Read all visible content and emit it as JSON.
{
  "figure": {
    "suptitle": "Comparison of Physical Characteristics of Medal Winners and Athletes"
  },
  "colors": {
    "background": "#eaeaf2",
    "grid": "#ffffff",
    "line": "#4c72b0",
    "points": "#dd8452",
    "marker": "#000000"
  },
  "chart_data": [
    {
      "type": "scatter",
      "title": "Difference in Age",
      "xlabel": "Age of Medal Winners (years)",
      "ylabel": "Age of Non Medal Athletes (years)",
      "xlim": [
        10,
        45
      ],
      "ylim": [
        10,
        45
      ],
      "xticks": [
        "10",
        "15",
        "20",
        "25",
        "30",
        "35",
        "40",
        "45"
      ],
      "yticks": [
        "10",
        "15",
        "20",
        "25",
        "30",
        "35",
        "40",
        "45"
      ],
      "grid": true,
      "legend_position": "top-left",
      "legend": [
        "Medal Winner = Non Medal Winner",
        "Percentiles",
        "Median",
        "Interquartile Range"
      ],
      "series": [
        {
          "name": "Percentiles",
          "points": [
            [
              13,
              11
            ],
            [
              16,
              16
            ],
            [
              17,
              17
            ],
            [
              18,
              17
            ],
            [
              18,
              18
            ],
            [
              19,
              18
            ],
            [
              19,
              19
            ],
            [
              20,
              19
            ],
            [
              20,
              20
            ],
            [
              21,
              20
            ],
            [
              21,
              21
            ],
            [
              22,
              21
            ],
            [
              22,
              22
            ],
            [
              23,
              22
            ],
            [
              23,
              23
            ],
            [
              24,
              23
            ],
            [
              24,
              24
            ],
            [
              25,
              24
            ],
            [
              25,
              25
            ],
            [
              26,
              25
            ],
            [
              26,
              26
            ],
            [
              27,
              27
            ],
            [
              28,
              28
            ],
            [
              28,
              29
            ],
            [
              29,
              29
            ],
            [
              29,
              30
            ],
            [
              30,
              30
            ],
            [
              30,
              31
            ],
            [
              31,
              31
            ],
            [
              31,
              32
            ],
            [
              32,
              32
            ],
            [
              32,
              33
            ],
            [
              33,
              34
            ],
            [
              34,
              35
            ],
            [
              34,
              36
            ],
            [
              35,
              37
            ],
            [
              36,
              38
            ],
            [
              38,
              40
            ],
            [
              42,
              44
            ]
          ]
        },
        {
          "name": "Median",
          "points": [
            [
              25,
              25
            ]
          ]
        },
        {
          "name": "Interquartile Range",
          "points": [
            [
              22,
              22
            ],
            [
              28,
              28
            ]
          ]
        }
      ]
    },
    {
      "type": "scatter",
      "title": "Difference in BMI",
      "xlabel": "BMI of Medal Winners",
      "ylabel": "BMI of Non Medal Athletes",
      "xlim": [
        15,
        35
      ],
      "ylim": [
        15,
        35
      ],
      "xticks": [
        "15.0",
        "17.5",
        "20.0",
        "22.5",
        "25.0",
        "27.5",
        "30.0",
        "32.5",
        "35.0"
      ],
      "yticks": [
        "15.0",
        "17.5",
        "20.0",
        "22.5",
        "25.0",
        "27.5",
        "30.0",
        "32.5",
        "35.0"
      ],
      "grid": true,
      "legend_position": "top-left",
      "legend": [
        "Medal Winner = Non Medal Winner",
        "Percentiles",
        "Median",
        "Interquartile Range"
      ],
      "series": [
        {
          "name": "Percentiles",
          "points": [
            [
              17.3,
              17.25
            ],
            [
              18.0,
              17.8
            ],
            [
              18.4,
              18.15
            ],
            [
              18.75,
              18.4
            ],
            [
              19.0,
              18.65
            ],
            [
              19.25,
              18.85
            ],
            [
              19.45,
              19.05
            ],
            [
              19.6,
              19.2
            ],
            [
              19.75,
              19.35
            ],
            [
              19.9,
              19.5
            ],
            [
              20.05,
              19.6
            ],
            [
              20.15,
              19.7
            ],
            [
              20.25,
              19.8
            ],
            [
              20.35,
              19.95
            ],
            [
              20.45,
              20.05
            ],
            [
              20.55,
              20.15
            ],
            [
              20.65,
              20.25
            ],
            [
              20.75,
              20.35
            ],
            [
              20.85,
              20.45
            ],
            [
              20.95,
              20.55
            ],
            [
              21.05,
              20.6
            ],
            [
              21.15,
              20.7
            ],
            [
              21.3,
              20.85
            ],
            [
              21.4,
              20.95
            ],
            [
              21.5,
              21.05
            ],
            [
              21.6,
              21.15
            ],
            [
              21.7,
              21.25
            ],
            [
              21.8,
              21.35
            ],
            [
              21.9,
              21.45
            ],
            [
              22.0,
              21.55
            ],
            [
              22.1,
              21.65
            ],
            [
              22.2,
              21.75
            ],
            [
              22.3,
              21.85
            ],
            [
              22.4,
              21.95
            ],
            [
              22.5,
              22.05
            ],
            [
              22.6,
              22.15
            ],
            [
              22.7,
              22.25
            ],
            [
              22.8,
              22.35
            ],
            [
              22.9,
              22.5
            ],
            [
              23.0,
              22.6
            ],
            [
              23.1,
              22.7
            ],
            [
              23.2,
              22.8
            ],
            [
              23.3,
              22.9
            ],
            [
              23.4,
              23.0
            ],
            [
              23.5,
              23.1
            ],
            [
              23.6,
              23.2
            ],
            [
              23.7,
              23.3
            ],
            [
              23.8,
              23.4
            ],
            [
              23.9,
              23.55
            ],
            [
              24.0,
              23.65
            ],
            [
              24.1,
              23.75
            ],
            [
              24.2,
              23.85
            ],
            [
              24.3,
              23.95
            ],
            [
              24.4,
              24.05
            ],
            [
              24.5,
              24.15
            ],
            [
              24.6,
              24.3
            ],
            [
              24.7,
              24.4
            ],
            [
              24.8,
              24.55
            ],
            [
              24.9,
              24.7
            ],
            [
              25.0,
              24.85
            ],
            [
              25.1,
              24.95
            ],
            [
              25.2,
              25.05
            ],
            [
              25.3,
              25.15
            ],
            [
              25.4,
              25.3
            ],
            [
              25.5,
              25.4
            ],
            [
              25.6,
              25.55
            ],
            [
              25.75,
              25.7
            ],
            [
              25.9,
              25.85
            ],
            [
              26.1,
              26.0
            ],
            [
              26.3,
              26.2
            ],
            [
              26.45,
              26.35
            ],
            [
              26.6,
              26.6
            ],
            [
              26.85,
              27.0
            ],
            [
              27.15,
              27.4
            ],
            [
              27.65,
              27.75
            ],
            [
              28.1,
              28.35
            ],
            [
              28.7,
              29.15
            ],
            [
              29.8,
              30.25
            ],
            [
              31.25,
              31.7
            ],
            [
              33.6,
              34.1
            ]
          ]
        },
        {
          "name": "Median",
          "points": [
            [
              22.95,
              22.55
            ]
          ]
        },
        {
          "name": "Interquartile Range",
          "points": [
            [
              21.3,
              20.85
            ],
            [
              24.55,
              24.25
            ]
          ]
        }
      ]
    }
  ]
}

::::::::

Could you reproduce every record above exactly as it appears?

- COMPLETE OUTPUT:
Read all visible content and emit it as JSON.
{
  "figure": {
    "suptitle": "Comparison of Physical Characteristics of Medal Winners and Athletes"
  },
  "colors": {
    "background": "#eaeaf2",
    "grid": "#ffffff",
    "line": "#4c72b0",
    "points": "#dd8452",
    "marker": "#000000"
  },
  "chart_data": [
    {
      "type": "scatter",
      "title": "Difference in Age",
      "xlabel": "Age of Medal Winners (years)",
      "ylabel": "Age of Non Medal Athletes (years)",
      "xlim": [
        10,
        45
      ],
      "ylim": [
        10,
        45
      ],
      "xticks": [
        "10",
        "15",
        "20",
        "25",
        "30",
        "35",
        "40",
        "45"
      ],
      "yticks": [
        "10",
        "15",
        "20",
        "25",
        "30",
        "35",
        "40",
        "45"
      ],
      "grid": true,
      "legend_position": "top-left",
      "legend": [
        "Medal Winner = Non Medal Winner",
        "Percentiles",
        "Median",
        "Interquartile Range"
      ],
      "series": [
        {
          "name": "Percentiles",
          "points": [
            [
              13,
              11
            ],
            [
              16,
              16
            ],
            [
              17,
              17
            ],
            [
              18,
              17
            ],
            [
              18,
              18
            ],
            [
              19,
              18
            ],
            [
              19,
              19
            ],
            [
              20,
              19
            ],
            [
              20,
              20
            ],
            [
              21,
              20
            ],
            [
              21,
              21
            ],
            [
              22,
              21
            ],
            [
              22,
              22
            ],
            [
              23,
              22
            ],
            [
              23,
              23
            ],
            [
              24,
              23
            ],
            [
              24,
              24
            ],
            [
              25,
              24
            ],
            [
              25,
              25
            ],
            [
              26,
              25
            ],
            [
              26,
              26
            ],
            [
              27,
              27
            ],
            [
              28,
              28
            ],
            [
              28,
              29
            ],
            [
              29,
              29
            ],
            [
              29,
              30
            ],
            [
              30,
              30
            ],
            [
              30,
              31
            ],
            [
              31,
              31
            ],
            [
              31,
              32
            ],
            [
              32,
              32
            ],
            [
              32,
              33
            ],
            [
              33,
              34
            ],
            [
              34,
              35
            ],
            [
              34,
              36
            ],
            [
              35,
              37
            ],
            [
              36,
              38
            ],
            [
              38,
              40
            ],
            [
              42,
              44
            ]
          ]
        },
        {
          "name": "Median",
          "points": [
            [
              25,
              25
            ]
          ]
        },
        {
          "name": "Interquartile Range",
          "points": [
            [
              22,
              22
            ],
            [
              28,
              28
            ]
          ]
        }
      ]
    },
    {
      "type": "scatter",
      "title": "Difference in BMI",
      "xlabel": "BMI of Medal Winners",
      "ylabel": "BMI of Non Medal Athletes",
      "xlim": [
        15,
        35
      ],
      "ylim": [
        15,
        35
      ],
      "xticks": [
        "15.0",
        "17.5",
        "20.0",
        "22.5",
        "25.0",
        "27.5",
        "30.0",
        "32.5",
        "35.0"
      ],
      "yticks": [
        "15.0",
        "17.5",
        "20.0",
        "22.5",
        "25.0",
        "27.5",
        "30.0",
        "32.5",
        "35.0"
      ],
      "grid": true,
      "legend_position": "top-left",
      "legend": [
        "Medal Winner = Non Medal Winner",
        "Percentiles",
        "Median",
        "Interquartile Range"
      ],
      "series": [
        {
          "name": "Percentiles",
          "points": [
            [
              17.3,
              17.25
            ],
            [
              18.0,
              17.8
            ],
            [
              18.4,
              18.15
            ],
            [
              18.75,
              18.4
            ],
            [
              19.0,
              18.65
            ],
            [
              19.25,
              18.85
            ],
            [
              19.45,
              19.05
            ],
            [
              19.6,
              19.2
            ],
            [
              19.75,
              19.35
            ],
            [
              19.9,
              19.5
            ],
            [
              20.05,
              19.6
            ],
            [
              20.15,
              19.7
            ],
            [
              20.25,
              19.8
            ],
            [
              20.35,
              19.95
            ],
            [
              20.45,
              20.05
            ],
            [
              20.55,
              20.15
            ],
            [
              20.65,
              20.25
            ],
            [
              20.75,
              20.35
            ],
            [
              20.85,
              20.45
            ],
            [
              20.95,
              20.55
            ],
            [
              21.05,
              20.6
            ],
            [
              21.15,
              20.7
            ],
            [
              21.3,
              20.85
            ],
            [
              21.4,
              20.95
            ],
            [
              21.5,
              21.05
            ],
            [
              21.6,
              21.15
            ],
            [
              21.7,
              21.25
            ],
            [
              21.8,
              21.35
            ],
            [
              21.9,
              21.45
            ],
            [
              22.0,
              21.55
            ],
            [
              22.1,
              21.65
            ],
            [
              22.2,
              21.75
            ],
            [
              22.3,
              21.85
            ],
            [
              22.4,
              21.95
            ],
            [
              22.5,
              22.05
            ],
            [
              22.6,
              22.15
            ],
            [
              22.7,
              22.25
            ],
            [
              22.8,
              22.35
            ],
            [
              22.9,
              22.5
            ],
            [
              23.0,
              22.6
            ],
            [
              23.1,
              22.7
            ],
            [
              23.2,
              22.8
            ],
            [
              23.3,
              22.9
            ],
            [
              23.4,
              23.0
            ],
            [
              23.5,
              23.1
            ],
            [
              23.6,
              23.2
            ],
            [
              23.7,
              23.3
            ],
            [
              23.8,
              23.4
            ],
            [
              23.9,
              23.55
            ],
            [
              24.0,
              23.65
            ],
            [
              24.1,
              23.75
            ],
            [
              24.2,
              23.85
            ],
            [
              24.3,
              23.95
            ],
            [
              24.4,
              24.05
            ],
            [
              24.5,
              24.15
            ],
            [
              24.6,
              24.3
            ],
            [
              24.7,
              24.4
            ],
            [
              24.8,
              24.55
            ],
            [
              24.9,
              24.7
            ],
            [
              25.0,
              24.85
            ],
            [
              25.1,
              24.95
            ],
            [
              25.2,
              25.05
            ],
            [
              25.3,
              25.15
            ],
            [
              25.4,
              25.3
            ],
            [
              25.5,
              25.4
            ],
            [
              25.6,
              25.55
            ],
            [
              25.75,
              25.7
            ],
            [
              25.9,
              25.85
            ],
            [
              26.1,
              26.0
            ],
            [
              26.3,
              26.2
            ],
            [
              26.45,
              26.35
            ],
            [
              26.6,
              26.6
            ],
            [
              26.85,
              27.0
            ],
            [
              27.15,
              27.4
            ],
            [
              27.65,
              27.75
            ],
            [
              28.1,
              28.35
            ],
            [
              28.7,
              29.15
            ],
            [
              29.8,
              30.25
            ],
            [
              31.25,
              31.7
            ],
            [
              33.6,
              34.1
            ]
          ]
        },
        {
          "name": "Median",
          "points": [
            [
              22.95,
              22.55
            ]
          ]
        },
        {
          "name": "Interquartile Range",
          "points": [
            [
              21.3,
              20.85
            ],
            [
              24.55,
              24.25
            ]
          ]
        }
      ]
    }
  ]
}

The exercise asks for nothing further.